→ **The request**
Your task is to reproduce the material exactly.

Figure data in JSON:
>> START

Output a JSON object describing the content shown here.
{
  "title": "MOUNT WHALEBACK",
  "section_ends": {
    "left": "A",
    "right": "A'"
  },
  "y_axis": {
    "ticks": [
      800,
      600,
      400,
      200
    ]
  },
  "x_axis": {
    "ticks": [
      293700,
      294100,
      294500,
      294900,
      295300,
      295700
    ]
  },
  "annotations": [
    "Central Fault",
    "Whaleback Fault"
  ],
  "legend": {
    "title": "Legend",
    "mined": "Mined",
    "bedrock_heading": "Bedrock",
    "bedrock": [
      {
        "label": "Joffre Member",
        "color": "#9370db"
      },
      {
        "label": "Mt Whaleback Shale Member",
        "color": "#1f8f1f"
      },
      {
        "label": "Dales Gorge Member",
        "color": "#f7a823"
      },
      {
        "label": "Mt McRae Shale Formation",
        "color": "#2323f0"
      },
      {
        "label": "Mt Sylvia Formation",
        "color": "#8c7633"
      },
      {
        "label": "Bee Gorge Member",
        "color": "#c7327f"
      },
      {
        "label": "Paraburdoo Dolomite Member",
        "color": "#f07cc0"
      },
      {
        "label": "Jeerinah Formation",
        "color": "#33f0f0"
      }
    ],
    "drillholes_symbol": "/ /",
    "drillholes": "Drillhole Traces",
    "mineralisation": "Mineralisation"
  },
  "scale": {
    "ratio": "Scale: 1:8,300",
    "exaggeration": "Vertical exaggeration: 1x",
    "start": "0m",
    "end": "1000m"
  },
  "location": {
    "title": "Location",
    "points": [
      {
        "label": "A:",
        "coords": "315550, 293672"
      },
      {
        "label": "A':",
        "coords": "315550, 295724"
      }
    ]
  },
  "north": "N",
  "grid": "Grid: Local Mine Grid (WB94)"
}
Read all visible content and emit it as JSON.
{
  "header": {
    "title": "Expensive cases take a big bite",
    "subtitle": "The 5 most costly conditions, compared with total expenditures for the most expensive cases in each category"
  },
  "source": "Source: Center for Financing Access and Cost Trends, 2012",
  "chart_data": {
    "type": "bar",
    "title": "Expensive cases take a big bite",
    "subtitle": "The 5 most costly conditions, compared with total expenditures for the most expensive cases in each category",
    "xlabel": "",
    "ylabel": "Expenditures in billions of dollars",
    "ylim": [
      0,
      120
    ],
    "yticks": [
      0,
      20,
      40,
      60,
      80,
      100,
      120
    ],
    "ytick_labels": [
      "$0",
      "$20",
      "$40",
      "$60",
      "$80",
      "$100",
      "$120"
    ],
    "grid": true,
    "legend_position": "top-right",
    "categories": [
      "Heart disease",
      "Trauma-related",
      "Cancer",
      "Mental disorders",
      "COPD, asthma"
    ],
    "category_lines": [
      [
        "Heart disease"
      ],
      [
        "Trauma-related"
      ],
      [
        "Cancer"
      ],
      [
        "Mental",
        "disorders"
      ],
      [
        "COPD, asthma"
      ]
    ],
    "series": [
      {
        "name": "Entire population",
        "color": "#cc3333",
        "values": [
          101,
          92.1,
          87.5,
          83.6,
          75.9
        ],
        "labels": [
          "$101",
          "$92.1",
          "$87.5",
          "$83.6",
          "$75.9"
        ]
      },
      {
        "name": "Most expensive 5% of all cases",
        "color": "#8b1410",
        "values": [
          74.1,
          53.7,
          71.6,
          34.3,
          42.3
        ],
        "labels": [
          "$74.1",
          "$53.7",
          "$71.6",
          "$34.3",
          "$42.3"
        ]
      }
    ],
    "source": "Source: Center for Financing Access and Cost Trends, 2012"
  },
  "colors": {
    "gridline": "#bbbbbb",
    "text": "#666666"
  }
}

>> END

→ **Completed exercise**
Output a JSON object describing the content shown here.
{
  "title": "MOUNT WHALEBACK",
  "section_ends": {
    "left": "A",
    "right": "A'"
  },
  "y_axis": {
    "ticks": [
      800,
      600,
      400,
      200
    ]
  },
  "x_axis": {
    "ticks": [
      293700,
      294100,
      294500,
      294900,
      295300,
      295700
    ]
  },
  "annotations": [
    "Central Fault",
    "Whaleback Fault"
  ],
  "legend": {
    "title": "Legend",
    "mined": "Mined",
    "bedrock_heading": "Bedrock",
    "bedrock": [
      {
        "label": "Joffre Member",
        "color": "#9370db"
      },
      {
        "label": "Mt Whaleback Shale Member",
        "color": "#1f8f1f"
      },
      {
        "label": "Dales Gorge Member",
        "color": "#f7a823"
      },
      {
        "label": "Mt McRae Shale Formation",
        "color": "#2323f0"
      },
      {
        "label": "Mt Sylvia Formation",
        "color": "#8c7633"
      },
      {
        "label": "Bee Gorge Member",
        "color": "#c7327f"
      },
      {
        "label": "Paraburdoo Dolomite Member",
        "color": "#f07cc0"
      },
      {
        "label": "Jeerinah Formation",
        "color": "#33f0f0"
      }
    ],
    "drillholes_symbol": "/ /",
    "drillholes": "Drillhole Traces",
    "mineralisation": "Mineralisation"
  },
  "scale": {
    "ratio": "Scale: 1:8,300",
    "exaggeration": "Vertical exaggeration: 1x",
    "start": "0m",
    "end": "1000m"
  },
  "location": {
    "title": "Location",
    "points": [
      {
        "label": "A:",
        "coords": "315550, 293672"
      },
      {
        "label": "A':",
        "coords": "315550, 295724"
      }
    ]
  },
  "north": "N",
  "grid": "Grid: Local Mine Grid (WB94)"
}
Read all visible content and emit it as JSON.
{
  "header": {
    "title": "Expensive cases take a big bite",
    "subtitle": "The 5 most costly conditions, compared with total expenditures for the most expensive cases in each category"
  },
  "source": "Source: Center for Financing Access and Cost Trends, 2012",
  "chart_data": {
    "type": "bar",
    "title": "Expensive cases take a big bite",
    "subtitle": "The 5 most costly conditions, compared with total expenditures for the most expensive cases in each category",
    "xlabel": "",
    "ylabel": "Expenditures in billions of dollars",
    "ylim": [
      0,
      120
    ],
    "yticks": [
      0,
      20,
      40,
      60,
      80,
      100,
      120
    ],
    "ytick_labels": [
      "$0",
      "$20",
      "$40",
      "$60",
      "$80",
      "$100",
      "$120"
    ],
    "grid": true,
    "legend_position": "top-right",
    "categories": [
      "Heart disease",
      "Trauma-related",
      "Cancer",
      "Mental disorders",
      "COPD, asthma"
    ],
    "category_lines": [
      [
        "Heart disease"
      ],
      [
        "Trauma-related"
      ],
      [
        "Cancer"
      ],
      [
        "Mental",
        "disorders"
      ],
      [
        "COPD, asthma"
      ]
    ],
    "series": [
      {
        "name": "Entire population",
        "color": "#cc3333",
        "values": [
          101,
          92.1,
          87.5,
          83.6,
          75.9
        ],
        "labels": [
          "$101",
          "$92.1",
          "$87.5",
          "$83.6",
          "$75.9"
        ]
      },
      {
        "name": "Most expensive 5% of all cases",
        "color": "#8b1410",
        "values": [
          74.1,
          53.7,
          71.6,
          34.3,
          42.3
        ],
        "labels": [
          "$74.1",
          "$53.7",
          "$71.6",
          "$34.3",
          "$42.3"
        ]
      }
    ],
    "source": "Source: Center for Financing Access and Cost Trends, 2012"
  },
  "colors": {
    "gridline": "#bbbbbb",
    "text": "#666666"
  }
}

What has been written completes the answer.